Extracted records –

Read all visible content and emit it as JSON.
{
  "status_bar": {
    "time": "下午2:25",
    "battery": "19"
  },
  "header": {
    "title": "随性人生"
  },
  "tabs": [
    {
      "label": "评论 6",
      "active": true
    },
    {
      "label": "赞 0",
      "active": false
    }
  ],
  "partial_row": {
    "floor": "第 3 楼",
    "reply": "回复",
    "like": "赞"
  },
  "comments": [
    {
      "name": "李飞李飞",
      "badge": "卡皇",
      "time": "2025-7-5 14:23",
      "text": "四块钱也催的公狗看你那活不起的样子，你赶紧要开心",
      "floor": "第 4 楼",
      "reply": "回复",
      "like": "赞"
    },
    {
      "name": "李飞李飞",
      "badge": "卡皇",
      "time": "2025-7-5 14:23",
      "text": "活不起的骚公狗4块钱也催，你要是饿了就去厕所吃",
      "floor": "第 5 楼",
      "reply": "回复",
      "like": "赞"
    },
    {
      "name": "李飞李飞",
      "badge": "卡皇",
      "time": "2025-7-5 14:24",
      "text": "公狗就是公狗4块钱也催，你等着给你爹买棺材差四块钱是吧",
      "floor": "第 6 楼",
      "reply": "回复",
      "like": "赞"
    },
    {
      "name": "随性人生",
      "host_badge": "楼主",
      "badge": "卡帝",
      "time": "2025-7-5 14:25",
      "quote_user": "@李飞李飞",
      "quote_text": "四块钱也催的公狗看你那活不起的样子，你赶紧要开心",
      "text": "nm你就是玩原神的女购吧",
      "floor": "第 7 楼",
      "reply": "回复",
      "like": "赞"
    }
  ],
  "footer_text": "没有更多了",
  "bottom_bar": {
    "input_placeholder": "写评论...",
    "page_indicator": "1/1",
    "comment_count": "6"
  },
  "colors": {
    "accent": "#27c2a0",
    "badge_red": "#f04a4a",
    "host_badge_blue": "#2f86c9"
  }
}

Prompt –
Wherever a line in the data above holds "time", copy that line.

Full answer –
    "time": "下午2:25",
      "time": "2025-7-5 14:23",
      "time": "2025-7-5 14:23",
      "time": "2025-7-5 14:24",
      "time": "2025-7-5 14:25",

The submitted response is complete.